[Dataset items]
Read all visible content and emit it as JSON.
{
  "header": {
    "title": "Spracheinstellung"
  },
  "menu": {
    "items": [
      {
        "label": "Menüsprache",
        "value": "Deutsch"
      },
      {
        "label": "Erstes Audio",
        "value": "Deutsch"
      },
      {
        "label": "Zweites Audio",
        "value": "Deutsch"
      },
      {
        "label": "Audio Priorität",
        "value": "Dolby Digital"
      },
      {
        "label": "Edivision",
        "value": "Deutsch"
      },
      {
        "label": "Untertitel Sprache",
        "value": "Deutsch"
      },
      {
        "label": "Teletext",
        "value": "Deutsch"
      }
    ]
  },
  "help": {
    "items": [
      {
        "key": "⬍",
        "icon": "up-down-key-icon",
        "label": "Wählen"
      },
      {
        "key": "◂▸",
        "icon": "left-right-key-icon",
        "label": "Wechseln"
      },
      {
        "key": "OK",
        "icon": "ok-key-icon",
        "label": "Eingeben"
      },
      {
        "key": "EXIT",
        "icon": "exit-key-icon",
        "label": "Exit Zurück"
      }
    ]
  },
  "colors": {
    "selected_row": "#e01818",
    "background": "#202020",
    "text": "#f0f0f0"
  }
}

> [AIM OF THE EXERCISE]: Show all lines in the entries above where the string "label" appears.

> [OUTPUT FOR THIS TASK]:
        "label": "Menüsprache",
        "label": "Erstes Audio",
        "label": "Zweites Audio",
        "label": "Audio Priorität",
        "label": "Edivision",
        "label": "Untertitel Sprache",
        "label": "Teletext",
        "label": "Wählen"
        "label": "Wechseln"
        "label": "Eingeben"
        "label": "Exit Zurück"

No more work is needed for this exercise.